• Task goal
Please return these records unchanged, from the first line through the line containing "y-gridline bbox=[1247, 278, 2123, 280]", with both of those lines included.

-=-=-=-=-

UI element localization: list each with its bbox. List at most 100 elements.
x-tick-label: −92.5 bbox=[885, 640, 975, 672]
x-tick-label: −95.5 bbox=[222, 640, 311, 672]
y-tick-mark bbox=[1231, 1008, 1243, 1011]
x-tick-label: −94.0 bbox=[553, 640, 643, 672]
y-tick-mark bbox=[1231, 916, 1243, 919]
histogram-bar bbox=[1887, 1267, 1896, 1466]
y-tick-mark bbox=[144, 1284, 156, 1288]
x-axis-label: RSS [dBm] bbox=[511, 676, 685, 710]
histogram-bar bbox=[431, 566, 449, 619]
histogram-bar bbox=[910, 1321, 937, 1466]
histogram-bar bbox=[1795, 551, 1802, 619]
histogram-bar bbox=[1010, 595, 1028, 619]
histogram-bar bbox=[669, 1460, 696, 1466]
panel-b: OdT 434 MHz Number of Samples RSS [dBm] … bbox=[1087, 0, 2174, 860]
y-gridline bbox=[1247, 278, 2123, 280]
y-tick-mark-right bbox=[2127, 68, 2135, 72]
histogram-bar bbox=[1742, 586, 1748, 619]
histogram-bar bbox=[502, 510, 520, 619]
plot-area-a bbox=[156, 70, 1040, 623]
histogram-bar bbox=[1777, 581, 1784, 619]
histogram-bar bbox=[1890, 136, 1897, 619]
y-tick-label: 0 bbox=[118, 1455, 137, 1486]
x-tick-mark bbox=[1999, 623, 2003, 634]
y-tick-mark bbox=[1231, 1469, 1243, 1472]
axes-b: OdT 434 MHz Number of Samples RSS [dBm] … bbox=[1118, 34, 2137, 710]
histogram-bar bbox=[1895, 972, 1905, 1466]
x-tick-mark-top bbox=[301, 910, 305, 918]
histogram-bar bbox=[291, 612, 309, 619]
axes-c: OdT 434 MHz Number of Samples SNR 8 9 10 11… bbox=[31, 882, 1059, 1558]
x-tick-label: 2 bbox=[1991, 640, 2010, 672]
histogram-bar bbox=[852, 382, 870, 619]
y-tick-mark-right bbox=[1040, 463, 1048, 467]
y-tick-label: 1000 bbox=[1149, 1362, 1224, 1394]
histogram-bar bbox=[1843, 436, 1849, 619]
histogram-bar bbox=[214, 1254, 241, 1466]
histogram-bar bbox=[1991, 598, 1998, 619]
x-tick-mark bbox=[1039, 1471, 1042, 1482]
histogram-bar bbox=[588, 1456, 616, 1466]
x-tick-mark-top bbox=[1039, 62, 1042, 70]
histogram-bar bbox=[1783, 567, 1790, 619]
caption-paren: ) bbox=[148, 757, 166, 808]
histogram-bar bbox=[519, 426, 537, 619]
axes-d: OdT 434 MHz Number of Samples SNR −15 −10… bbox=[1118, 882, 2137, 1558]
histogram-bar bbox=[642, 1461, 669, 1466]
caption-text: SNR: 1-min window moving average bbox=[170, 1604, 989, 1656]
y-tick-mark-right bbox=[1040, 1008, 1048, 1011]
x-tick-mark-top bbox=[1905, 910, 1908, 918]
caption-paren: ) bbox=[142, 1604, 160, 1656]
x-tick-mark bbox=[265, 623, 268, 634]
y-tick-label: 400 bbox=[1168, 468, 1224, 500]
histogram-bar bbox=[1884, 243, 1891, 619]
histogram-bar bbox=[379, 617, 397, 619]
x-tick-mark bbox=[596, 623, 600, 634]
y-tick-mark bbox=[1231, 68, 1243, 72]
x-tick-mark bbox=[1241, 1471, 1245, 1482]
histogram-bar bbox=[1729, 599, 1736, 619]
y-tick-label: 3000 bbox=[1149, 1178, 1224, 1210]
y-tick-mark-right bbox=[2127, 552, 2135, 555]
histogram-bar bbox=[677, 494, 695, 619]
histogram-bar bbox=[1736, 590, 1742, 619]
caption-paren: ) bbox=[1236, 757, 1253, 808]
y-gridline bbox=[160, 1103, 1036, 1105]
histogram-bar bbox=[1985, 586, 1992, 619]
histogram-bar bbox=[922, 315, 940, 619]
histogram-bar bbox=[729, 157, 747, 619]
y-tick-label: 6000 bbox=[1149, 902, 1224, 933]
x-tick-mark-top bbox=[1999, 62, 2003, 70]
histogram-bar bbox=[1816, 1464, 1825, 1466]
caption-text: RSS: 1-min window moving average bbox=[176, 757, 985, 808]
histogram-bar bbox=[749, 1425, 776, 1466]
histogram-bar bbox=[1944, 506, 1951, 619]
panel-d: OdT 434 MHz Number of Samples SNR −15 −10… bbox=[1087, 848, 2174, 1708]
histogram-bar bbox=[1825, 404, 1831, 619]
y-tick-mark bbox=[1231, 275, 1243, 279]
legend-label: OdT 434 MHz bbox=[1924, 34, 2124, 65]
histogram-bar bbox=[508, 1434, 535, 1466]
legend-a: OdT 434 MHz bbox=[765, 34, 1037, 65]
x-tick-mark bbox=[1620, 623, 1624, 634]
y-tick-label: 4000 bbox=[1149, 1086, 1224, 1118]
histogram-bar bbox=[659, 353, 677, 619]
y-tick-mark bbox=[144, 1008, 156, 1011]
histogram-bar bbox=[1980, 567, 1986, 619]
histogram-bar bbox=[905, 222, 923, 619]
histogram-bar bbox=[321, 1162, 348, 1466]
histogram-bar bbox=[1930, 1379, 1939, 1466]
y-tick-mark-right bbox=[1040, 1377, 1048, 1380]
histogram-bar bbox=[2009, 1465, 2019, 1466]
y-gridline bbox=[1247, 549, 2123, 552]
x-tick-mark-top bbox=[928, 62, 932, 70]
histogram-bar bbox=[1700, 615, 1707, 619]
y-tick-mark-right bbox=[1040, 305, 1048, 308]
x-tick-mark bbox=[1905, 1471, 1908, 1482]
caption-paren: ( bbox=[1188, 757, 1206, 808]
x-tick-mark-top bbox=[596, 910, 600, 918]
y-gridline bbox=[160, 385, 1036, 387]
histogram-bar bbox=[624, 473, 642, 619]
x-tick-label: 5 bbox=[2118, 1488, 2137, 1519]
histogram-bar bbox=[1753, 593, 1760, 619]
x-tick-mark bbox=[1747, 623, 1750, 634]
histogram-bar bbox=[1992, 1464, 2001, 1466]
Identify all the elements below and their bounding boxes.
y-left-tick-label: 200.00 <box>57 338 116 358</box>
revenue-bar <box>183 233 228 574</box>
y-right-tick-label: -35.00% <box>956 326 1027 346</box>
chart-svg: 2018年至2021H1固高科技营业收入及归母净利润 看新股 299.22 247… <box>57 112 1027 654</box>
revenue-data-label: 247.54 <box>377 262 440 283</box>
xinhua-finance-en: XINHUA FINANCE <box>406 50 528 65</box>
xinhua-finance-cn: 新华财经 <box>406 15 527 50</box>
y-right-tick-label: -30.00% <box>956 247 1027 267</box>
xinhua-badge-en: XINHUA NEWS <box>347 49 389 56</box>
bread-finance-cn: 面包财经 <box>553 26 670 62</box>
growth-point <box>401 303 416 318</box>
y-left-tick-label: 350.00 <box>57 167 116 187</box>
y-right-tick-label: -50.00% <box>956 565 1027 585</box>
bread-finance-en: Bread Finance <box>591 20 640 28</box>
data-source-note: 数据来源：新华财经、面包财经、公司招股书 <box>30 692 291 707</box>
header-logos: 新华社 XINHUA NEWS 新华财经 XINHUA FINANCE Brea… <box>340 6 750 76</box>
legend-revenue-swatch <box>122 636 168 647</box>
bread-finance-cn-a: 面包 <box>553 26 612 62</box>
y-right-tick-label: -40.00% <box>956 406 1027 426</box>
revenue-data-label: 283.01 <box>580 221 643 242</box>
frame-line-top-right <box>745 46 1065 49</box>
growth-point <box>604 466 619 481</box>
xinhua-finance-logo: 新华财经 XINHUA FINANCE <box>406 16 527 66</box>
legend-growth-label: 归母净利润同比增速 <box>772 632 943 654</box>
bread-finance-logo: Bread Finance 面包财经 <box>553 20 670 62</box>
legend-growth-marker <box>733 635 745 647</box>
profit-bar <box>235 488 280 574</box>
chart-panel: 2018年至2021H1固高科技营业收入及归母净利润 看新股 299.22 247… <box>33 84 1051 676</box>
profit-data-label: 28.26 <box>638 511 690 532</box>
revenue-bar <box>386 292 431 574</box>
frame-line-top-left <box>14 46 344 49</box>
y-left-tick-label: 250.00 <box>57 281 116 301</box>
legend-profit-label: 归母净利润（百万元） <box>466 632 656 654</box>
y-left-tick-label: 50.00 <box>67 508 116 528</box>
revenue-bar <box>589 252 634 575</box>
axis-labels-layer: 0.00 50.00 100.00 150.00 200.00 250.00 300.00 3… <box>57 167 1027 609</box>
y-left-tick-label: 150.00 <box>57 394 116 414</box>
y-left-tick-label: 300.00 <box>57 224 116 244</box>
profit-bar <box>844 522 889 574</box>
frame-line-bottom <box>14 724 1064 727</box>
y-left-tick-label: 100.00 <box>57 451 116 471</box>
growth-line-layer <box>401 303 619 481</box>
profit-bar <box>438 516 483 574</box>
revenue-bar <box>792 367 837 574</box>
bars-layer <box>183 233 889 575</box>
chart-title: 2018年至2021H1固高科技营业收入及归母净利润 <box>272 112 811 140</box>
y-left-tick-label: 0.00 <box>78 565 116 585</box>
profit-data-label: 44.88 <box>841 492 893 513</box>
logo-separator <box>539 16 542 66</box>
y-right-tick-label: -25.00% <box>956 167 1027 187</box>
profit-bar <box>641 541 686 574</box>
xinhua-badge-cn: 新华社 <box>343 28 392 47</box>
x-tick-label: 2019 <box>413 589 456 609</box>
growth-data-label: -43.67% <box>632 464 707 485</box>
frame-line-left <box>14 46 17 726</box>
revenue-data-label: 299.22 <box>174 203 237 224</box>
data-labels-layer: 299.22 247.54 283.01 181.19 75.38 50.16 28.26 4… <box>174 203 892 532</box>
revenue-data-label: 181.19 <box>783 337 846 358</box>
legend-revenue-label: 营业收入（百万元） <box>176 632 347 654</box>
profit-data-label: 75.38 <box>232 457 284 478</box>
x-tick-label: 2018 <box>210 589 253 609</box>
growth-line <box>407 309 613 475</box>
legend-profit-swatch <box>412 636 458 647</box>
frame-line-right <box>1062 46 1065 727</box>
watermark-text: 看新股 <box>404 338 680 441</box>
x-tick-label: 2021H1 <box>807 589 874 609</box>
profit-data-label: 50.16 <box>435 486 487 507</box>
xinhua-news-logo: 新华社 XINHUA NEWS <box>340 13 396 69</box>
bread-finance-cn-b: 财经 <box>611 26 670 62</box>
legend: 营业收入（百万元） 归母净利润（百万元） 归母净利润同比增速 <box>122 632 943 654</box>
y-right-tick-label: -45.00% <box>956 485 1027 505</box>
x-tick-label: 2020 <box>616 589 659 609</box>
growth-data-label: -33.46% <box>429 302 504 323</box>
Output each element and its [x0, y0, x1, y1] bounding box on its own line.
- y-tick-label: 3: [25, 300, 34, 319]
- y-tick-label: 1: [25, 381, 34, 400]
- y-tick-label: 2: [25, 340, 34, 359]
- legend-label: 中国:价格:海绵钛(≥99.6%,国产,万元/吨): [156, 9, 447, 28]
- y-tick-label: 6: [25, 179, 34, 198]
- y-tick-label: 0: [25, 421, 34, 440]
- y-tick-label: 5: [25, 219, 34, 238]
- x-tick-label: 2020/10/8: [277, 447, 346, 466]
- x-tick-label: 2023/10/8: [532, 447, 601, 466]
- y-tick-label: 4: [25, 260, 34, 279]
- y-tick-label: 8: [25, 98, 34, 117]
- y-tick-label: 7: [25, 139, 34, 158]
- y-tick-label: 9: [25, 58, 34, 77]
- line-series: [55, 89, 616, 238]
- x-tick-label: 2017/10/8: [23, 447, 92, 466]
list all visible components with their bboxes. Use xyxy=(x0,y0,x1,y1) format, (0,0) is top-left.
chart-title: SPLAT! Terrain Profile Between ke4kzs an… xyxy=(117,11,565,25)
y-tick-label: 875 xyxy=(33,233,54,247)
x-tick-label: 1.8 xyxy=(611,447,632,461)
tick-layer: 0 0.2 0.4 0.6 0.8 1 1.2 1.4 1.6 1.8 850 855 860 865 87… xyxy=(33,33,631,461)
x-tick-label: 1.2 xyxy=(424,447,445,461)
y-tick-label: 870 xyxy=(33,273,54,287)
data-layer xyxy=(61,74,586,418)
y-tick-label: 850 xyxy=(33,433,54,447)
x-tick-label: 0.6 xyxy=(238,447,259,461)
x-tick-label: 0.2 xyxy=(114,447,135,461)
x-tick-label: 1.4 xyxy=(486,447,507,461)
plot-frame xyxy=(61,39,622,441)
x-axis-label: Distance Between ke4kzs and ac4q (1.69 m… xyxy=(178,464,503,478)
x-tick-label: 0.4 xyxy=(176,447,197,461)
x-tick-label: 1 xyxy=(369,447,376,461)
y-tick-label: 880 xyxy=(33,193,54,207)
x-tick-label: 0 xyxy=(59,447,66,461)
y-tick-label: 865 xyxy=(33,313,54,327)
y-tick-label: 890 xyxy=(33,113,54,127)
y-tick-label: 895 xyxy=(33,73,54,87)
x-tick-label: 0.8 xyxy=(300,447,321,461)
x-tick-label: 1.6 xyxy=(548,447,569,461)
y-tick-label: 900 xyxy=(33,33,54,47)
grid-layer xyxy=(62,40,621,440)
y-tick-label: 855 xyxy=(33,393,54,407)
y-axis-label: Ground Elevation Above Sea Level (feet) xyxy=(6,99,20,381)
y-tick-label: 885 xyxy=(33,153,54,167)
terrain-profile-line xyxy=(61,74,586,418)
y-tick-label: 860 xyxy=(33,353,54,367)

-=-=-=-=-

• Output below
UI element localization: list each with its bbox. List at most 100 elements.
x-tick-label: −92.5 bbox=[885, 640, 975, 672]
x-tick-label: −95.5 bbox=[222, 640, 311, 672]
y-tick-mark bbox=[1231, 1008, 1243, 1011]
x-tick-label: −94.0 bbox=[553, 640, 643, 672]
y-tick-mark bbox=[1231, 916, 1243, 919]
histogram-bar bbox=[1887, 1267, 1896, 1466]
y-tick-mark bbox=[144, 1284, 156, 1288]
x-axis-label: RSS [dBm] bbox=[511, 676, 685, 710]
histogram-bar bbox=[431, 566, 449, 619]
histogram-bar bbox=[910, 1321, 937, 1466]
histogram-bar bbox=[1795, 551, 1802, 619]
histogram-bar bbox=[1010, 595, 1028, 619]
histogram-bar bbox=[669, 1460, 696, 1466]
panel-b: OdT 434 MHz Number of Samples RSS [dBm] … bbox=[1087, 0, 2174, 860]
y-gridline bbox=[1247, 278, 2123, 280]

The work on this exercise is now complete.